» **TEXT EXCERPT**:
+ + + + + + +
Called Tustunnugee Hutkee (White Warrior),
William McIntosh was the son of Captain William McIntosh, a member of a prominent
Savannah, Georgia family sent into the Creek Nation to recruit them to fight for the
British during the Revolutionary War. His mother, a Creek named Senoya, was a member of
the prominent Wind Clan. Raised as an Indian, he never knew his Tory father who, after
fathering a second son by another Creek woman, returned to Savannah. Because among the
Creeks, descent was determined through one's mother; the fact that his father was white
was of little importance to the Creeks.
A cousin of Georgia Governor George M. Troup, he
gained the enmity of Alabama's Upper Creek Indians by leading General Andrew Jackson's
Indian troops during the Creek Indian War of 1813 - 1814, during which the Upper Creeks
were defeated. For his services at the Battle of Horseshoe Bend and elsewhere, he was
commissioned a brigadier general in the United States Army.
During the War of 1812, a civil war between the
Upper and Lower Creeks broke out, and McIntosh was selected to head a kind of national
police force established by Benjamin Hawkins, an Indian agent, to deal with nativistic
Creeks, who were led by another half-Scottish Creek, Peter McQueen.
"Now increasingly evident was the impending
estrangement between the nativistic Upper Creeks and the Lower Creeks, who were
increasingly swayed by Hawkin's policy of acculturation, his political system, and his
argument for the necessity of the law menders [like McIntosh] to see justice done."
["McIntosh and Weatherford, Creek Indian Leaders" by Benjamin W. Griffith, Jr.]
In an 1817 letter written to President Madison
and signed by McIntosh, Madison was told that, while the more influential Cherokees of
mixed blood wanted to swap their land, the "not so much civilized" pure bloods
feared the mixed-bloods would--as they did--swap all their land, leaving them
"without any land to walk on." The Creeks feared that these Cherokees might--as
they already had--take land from the Creeks.
After the Creek Indian War, McIntosh built a
plantation on the Chattahoochee River in Carroll County called Lockchau Talofau (Acorn
Bluff) that was worked by 72 slaves. (It is near Whitesburg and is today maintained as a
park by Carroll County.)
McIntosh also fought for the United States in
the First Seminole War. He gained fame during this war by playing a major role in the
capture of a "Negro Fort" located on the lower Apalachicola. (Georgia slaves
escaped and took refuge with the Seminoles in British-held Florida.) This fort was
occupied by about 300 black men, women, and children, 20 renegade Choctaws, and a few
Seminole warriors. Its defenders were led by a black named Garcon. The downfall of the
fort was brought about by an American cannon ball heated red hot setting off a tremendous
explosion when it landed in the fort's magazine. (A magazine is where black gun powder is
stored.)
Despite the fact the Upper Creeks had vowed to
kill anyone who signed away any more Indian land, McIntosh, along with eight other chiefs,
on February 12, 1825 signed the Treaty of Indian Springs; thus relinquishing all the
Creeks' land in Georgia in exchange for $400,000, which was then worth vastly more than it
is today. Whether he signed the treaty for personal gain or because he believed signing it
was in the best interests of the Creek Nation is still argued.
+ + + + + + +
» **DATA LISTING**:
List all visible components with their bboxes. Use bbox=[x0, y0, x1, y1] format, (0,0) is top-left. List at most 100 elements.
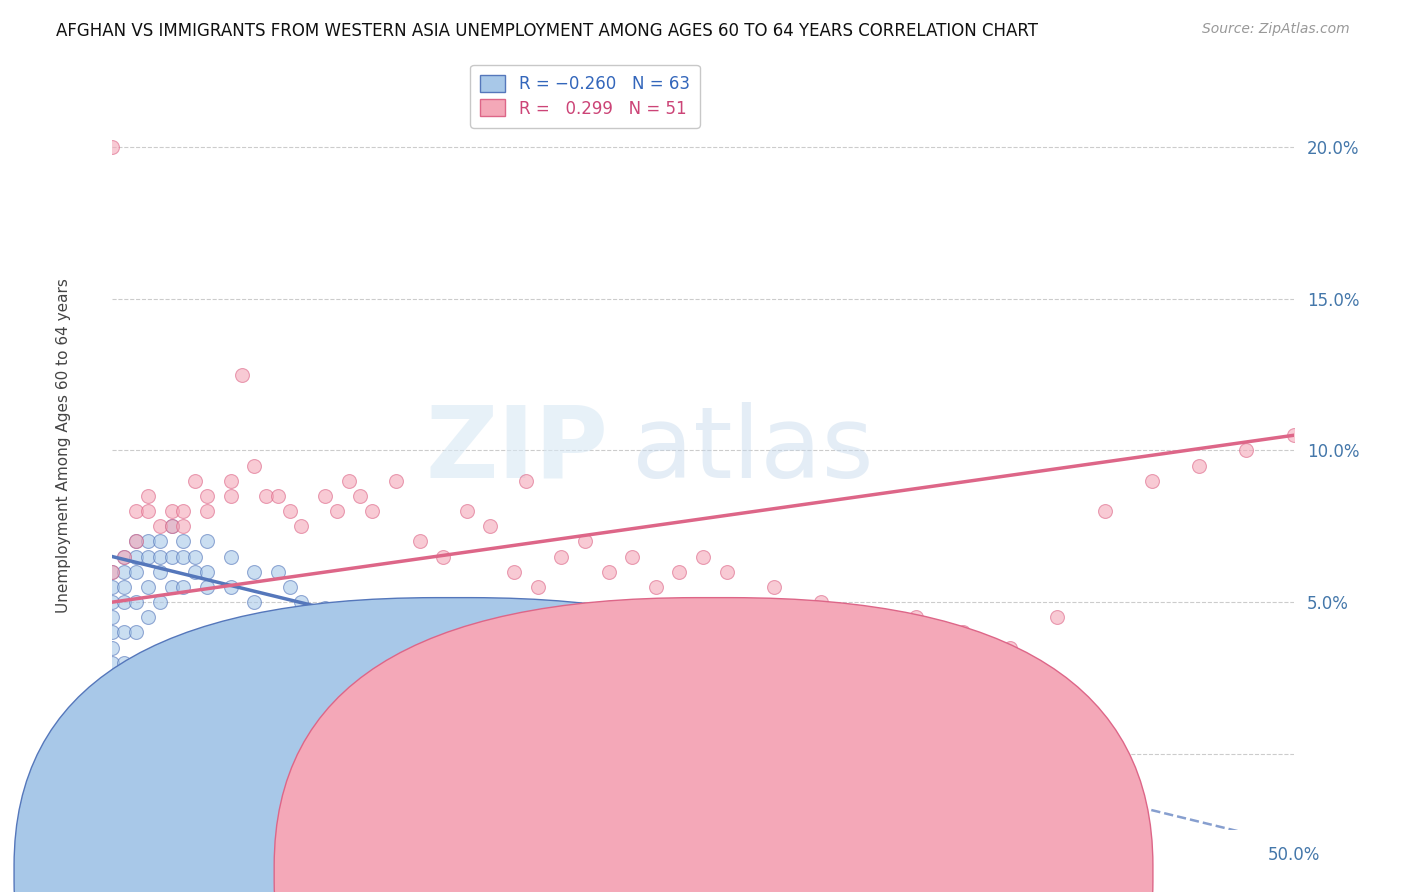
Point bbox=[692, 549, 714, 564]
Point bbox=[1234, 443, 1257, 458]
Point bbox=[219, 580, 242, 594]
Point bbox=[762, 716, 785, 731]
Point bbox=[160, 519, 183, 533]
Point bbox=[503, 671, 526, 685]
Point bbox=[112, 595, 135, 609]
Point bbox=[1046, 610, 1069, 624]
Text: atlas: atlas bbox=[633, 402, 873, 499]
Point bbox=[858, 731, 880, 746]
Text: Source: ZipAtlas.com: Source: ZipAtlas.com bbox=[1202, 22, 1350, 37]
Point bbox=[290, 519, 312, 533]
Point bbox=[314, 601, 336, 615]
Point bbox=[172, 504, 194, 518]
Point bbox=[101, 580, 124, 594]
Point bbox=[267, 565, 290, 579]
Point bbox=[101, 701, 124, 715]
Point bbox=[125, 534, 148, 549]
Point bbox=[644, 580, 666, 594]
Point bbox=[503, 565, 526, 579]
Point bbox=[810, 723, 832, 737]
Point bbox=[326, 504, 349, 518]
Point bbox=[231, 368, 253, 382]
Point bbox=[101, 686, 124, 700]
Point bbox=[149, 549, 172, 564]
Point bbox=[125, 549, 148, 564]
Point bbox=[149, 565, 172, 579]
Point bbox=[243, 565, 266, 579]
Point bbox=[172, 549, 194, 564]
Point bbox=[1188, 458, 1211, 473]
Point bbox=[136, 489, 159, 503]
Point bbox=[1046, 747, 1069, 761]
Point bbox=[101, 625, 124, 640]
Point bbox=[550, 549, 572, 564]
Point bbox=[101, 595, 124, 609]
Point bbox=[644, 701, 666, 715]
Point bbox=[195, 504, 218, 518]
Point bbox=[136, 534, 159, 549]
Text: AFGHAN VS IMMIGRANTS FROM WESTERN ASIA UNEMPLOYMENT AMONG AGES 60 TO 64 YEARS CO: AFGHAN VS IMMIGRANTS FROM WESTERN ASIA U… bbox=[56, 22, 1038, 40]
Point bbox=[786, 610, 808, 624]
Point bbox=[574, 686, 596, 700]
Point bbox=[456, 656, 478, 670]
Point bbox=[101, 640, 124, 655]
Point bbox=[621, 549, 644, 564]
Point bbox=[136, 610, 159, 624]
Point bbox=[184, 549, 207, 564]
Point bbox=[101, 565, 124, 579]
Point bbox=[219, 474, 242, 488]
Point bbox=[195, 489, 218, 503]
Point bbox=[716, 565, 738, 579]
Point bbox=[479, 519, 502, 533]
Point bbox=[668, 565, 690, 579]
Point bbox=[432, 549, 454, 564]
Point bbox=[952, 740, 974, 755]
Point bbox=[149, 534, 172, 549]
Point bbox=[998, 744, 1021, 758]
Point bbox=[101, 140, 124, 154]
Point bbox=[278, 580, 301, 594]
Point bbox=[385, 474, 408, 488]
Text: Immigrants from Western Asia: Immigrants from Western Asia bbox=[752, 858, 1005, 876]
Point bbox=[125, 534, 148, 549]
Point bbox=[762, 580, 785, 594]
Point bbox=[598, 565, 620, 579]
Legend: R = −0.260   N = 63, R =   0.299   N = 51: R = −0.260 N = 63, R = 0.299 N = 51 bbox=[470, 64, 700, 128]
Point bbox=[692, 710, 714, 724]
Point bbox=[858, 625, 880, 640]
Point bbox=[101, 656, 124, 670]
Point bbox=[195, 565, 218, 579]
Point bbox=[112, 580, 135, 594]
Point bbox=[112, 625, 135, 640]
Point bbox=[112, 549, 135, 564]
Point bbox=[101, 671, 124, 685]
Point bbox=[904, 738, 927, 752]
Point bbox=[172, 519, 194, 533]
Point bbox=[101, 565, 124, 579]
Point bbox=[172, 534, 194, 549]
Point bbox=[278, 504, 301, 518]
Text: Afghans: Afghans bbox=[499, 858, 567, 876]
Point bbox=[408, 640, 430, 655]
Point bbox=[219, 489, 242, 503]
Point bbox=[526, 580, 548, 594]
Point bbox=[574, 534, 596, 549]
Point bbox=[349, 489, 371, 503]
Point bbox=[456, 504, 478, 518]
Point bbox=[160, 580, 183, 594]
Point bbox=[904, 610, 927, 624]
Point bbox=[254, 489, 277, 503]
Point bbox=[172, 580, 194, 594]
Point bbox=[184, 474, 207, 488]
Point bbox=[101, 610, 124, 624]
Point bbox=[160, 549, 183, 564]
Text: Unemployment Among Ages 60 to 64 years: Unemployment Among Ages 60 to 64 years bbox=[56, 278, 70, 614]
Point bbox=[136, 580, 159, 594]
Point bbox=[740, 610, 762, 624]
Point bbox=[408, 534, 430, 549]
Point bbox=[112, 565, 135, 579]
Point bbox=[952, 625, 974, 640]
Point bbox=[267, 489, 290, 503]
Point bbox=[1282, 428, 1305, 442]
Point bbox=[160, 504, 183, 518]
+ + + + + + +
» **WHAT THIS EXERCISE ASKS**:
(1) Answer these questions from the passage on William McIntosh:
(a) What was the name of McIntosh's mother, and what clan did she belong to?
(b) How many slaves worked McIntosh's plantation on the Chattahoochee River?
(c) On what date did McIntosh sign the Treaty of Indian Springs?
(2) Write the next part of the passage on William McIntosh, picking up after its final sentence.
The items above come from a separate source and have no connection to the passage on William McIntosh.

» **EXPECTED ANSWERS**:
(1)
(a) Senoya, of the Wind Clan
(b) 72
(c) February 12, 1825

(2)
Despite Governor Troup's promise to protect him,
on April 30th about 200 Creeks set fire to McIntosh's plantation and killed him. If his
enemies had waited much longer, McIntosh wouldn't have been there, as he was planning to
leave soon to look over land promised him along the Arkansas River.
McIntosh's home served as an inn and tavern on
the Federal Road where it crossed the Chattahoochee, and because the River was then above
its banks, some travelers had decided to spend the night there, hoping the waters would
recede. Thus, there were several witness to the terrible events that took place there
besides McIntosh's family.
Just before daybreak, a party of Upper Creeks
set fire to an outbuilding in order to light up the yard so as to prevent anyone from
escaping. They called to the white guests and women to come out, saying they would come to
no harm. McIntosh's son Chilly and another mixed-blood escaped from an outbuilding they
were sleeping in because there wasn't room for everybody in the main house.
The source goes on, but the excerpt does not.